***** Record extracts
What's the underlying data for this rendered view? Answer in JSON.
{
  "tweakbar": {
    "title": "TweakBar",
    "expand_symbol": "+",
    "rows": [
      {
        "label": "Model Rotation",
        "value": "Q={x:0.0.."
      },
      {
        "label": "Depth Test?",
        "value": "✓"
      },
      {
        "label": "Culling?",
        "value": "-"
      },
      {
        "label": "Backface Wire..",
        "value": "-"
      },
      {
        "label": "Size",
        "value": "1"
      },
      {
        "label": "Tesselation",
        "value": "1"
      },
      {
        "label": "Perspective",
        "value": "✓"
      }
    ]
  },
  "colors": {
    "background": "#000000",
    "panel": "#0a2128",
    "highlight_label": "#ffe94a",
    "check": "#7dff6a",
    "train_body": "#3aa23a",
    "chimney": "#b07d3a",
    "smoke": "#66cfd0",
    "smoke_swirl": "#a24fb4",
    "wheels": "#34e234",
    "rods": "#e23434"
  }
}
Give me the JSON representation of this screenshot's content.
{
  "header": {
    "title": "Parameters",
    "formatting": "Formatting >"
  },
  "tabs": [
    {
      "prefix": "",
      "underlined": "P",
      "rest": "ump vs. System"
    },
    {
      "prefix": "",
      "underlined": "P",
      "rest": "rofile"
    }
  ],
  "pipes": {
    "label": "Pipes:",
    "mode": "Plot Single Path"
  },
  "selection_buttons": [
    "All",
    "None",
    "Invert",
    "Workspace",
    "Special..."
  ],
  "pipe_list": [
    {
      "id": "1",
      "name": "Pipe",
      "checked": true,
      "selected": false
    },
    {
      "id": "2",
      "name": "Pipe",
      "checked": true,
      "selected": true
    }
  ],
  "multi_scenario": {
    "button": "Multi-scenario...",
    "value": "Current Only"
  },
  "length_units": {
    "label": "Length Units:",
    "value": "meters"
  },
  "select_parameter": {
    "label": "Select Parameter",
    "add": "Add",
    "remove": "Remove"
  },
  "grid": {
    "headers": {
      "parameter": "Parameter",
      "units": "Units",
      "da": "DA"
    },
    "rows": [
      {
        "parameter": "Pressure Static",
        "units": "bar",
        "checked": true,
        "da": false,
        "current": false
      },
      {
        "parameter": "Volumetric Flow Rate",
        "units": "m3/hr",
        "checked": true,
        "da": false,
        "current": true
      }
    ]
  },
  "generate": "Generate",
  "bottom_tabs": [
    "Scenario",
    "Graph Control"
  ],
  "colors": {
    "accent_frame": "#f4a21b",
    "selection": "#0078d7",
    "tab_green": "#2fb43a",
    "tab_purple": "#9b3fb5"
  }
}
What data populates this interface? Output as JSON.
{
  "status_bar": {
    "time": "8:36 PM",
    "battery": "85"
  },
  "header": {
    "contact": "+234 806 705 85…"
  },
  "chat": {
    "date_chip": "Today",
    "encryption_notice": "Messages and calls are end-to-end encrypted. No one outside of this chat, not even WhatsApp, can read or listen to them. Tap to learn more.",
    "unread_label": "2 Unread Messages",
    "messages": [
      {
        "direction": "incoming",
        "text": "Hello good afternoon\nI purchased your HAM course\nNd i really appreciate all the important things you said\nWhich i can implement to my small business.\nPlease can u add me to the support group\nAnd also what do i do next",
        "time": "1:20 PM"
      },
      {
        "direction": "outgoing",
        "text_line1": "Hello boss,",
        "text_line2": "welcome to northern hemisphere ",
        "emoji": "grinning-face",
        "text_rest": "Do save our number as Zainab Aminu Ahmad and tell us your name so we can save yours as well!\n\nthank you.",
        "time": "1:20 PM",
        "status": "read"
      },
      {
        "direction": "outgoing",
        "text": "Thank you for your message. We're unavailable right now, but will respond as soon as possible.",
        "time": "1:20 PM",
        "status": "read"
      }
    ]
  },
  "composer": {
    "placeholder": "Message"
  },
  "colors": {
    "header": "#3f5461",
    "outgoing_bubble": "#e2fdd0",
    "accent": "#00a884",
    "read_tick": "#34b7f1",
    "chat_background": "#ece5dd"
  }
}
**********
Task goal: Repeat the records above exactly, from the first line to the last.

Result below:
What's the underlying data for this rendered view? Answer in JSON.
{
  "tweakbar": {
    "title": "TweakBar",
    "expand_symbol": "+",
    "rows": [
      {
        "label": "Model Rotation",
        "value": "Q={x:0.0.."
      },
      {
        "label": "Depth Test?",
        "value": "✓"
      },
      {
        "label": "Culling?",
        "value": "-"
      },
      {
        "label": "Backface Wire..",
        "value": "-"
      },
      {
        "label": "Size",
        "value": "1"
      },
      {
        "label": "Tesselation",
        "value": "1"
      },
      {
        "label": "Perspective",
        "value": "✓"
      }
    ]
  },
  "colors": {
    "background": "#000000",
    "panel": "#0a2128",
    "highlight_label": "#ffe94a",
    "check": "#7dff6a",
    "train_body": "#3aa23a",
    "chimney": "#b07d3a",
    "smoke": "#66cfd0",
    "smoke_swirl": "#a24fb4",
    "wheels": "#34e234",
    "rods": "#e23434"
  }
}
Give me the JSON representation of this screenshot's content.
{
  "header": {
    "title": "Parameters",
    "formatting": "Formatting >"
  },
  "tabs": [
    {
      "prefix": "",
      "underlined": "P",
      "rest": "ump vs. System"
    },
    {
      "prefix": "",
      "underlined": "P",
      "rest": "rofile"
    }
  ],
  "pipes": {
    "label": "Pipes:",
    "mode": "Plot Single Path"
  },
  "selection_buttons": [
    "All",
    "None",
    "Invert",
    "Workspace",
    "Special..."
  ],
  "pipe_list": [
    {
      "id": "1",
      "name": "Pipe",
      "checked": true,
      "selected": false
    },
    {
      "id": "2",
      "name": "Pipe",
      "checked": true,
      "selected": true
    }
  ],
  "multi_scenario": {
    "button": "Multi-scenario...",
    "value": "Current Only"
  },
  "length_units": {
    "label": "Length Units:",
    "value": "meters"
  },
  "select_parameter": {
    "label": "Select Parameter",
    "add": "Add",
    "remove": "Remove"
  },
  "grid": {
    "headers": {
      "parameter": "Parameter",
      "units": "Units",
      "da": "DA"
    },
    "rows": [
      {
        "parameter": "Pressure Static",
        "units": "bar",
        "checked": true,
        "da": false,
        "current": false
      },
      {
        "parameter": "Volumetric Flow Rate",
        "units": "m3/hr",
        "checked": true,
        "da": false,
        "current": true
      }
    ]
  },
  "generate": "Generate",
  "bottom_tabs": [
    "Scenario",
    "Graph Control"
  ],
  "colors": {
    "accent_frame": "#f4a21b",
    "selection": "#0078d7",
    "tab_green": "#2fb43a",
    "tab_purple": "#9b3fb5"
  }
}
What data populates this interface? Output as JSON.
{
  "status_bar": {
    "time": "8:36 PM",
    "battery": "85"
  },
  "header": {
    "contact": "+234 806 705 85…"
  },
  "chat": {
    "date_chip": "Today",
    "encryption_notice": "Messages and calls are end-to-end encrypted. No one outside of this chat, not even WhatsApp, can read or listen to them. Tap to learn more.",
    "unread_label": "2 Unread Messages",
    "messages": [
      {
        "direction": "incoming",
        "text": "Hello good afternoon\nI purchased your HAM course\nNd i really appreciate all the important things you said\nWhich i can implement to my small business.\nPlease can u add me to the support group\nAnd also what do i do next",
        "time": "1:20 PM"
      },
      {
        "direction": "outgoing",
        "text_line1": "Hello boss,",
        "text_line2": "welcome to northern hemisphere ",
        "emoji": "grinning-face",
        "text_rest": "Do save our number as Zainab Aminu Ahmad and tell us your name so we can save yours as well!\n\nthank you.",
        "time": "1:20 PM",
        "status": "read"
      },
      {
        "direction": "outgoing",
        "text": "Thank you for your message. We're unavailable right now, but will respond as soon as possible.",
        "time": "1:20 PM",
        "status": "read"
      }
    ]
  },
  "composer": {
    "placeholder": "Message"
  },
  "colors": {
    "header": "#3f5461",
    "outgoing_bubble": "#e2fdd0",
    "accent": "#00a884",
    "read_tick": "#34b7f1",
    "chat_background": "#ece5dd"
  }
}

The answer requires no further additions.